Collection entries

━━━━━━

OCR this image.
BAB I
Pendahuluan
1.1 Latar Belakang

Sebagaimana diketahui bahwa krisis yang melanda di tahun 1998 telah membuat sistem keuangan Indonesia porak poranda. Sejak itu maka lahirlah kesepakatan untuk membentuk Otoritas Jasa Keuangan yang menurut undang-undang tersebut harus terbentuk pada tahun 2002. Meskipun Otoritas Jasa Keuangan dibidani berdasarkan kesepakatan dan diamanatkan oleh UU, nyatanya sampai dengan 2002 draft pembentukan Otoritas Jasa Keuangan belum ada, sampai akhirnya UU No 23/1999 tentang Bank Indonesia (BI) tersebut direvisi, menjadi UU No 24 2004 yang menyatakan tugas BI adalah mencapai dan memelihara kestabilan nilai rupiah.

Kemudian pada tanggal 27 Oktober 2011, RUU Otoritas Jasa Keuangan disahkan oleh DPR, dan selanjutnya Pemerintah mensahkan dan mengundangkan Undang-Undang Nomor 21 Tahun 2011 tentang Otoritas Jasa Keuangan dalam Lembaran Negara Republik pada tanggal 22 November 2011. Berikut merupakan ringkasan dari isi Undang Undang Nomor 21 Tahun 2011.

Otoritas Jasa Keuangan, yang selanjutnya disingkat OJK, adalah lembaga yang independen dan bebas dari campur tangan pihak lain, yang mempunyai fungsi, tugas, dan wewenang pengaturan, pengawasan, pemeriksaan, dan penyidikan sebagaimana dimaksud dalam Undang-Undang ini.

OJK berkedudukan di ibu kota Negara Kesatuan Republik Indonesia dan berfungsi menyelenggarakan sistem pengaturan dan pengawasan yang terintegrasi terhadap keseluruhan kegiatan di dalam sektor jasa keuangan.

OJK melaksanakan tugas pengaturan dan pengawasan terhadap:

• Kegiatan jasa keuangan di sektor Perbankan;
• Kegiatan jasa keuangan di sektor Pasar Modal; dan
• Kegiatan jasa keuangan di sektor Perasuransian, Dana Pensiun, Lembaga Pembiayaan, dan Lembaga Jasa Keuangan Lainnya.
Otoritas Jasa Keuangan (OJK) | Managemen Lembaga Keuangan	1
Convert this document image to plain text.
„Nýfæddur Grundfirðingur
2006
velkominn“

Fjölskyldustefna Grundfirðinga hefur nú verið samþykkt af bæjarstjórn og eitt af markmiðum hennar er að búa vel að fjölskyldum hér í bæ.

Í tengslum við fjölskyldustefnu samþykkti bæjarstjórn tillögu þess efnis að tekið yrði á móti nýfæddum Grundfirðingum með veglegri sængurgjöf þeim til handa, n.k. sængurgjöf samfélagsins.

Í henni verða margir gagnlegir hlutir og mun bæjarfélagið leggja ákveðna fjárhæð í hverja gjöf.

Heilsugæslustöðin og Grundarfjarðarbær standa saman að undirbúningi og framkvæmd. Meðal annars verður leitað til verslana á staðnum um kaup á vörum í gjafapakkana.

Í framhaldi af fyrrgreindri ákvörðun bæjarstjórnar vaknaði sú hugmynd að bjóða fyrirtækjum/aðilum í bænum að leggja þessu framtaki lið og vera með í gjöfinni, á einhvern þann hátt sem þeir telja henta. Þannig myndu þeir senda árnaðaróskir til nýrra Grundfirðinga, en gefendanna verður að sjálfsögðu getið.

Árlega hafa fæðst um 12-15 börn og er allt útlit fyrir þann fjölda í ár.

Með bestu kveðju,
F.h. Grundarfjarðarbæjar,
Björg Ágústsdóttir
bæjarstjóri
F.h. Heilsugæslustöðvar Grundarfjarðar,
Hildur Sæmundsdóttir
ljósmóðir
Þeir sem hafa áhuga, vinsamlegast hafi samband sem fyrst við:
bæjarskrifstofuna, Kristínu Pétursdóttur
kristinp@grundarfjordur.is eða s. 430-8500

━━━━━━

__Task description__: Gather every line from the listing above in which the word "Negara" appears.

__Complete response__:
Kemudian pada tanggal 27 Oktober 2011, RUU Otoritas Jasa Keuangan disahkan oleh DPR, dan selanjutnya Pemerintah mensahkan dan mengundangkan Undang-Undang Nomor 21 Tahun 2011 tentang Otoritas Jasa Keuangan dalam Lembaran Negara Republik pada tanggal 22 November 2011. Berikut merupakan ringkasan dari isi Undang Undang Nomor 21 Tahun 2011.
OJK berkedudukan di ibu kota Negara Kesatuan Republik Indonesia dan berfungsi menyelenggarakan sistem pengaturan dan pengawasan yang terintegrasi terhadap keseluruhan kegiatan di dalam sektor jasa keuangan.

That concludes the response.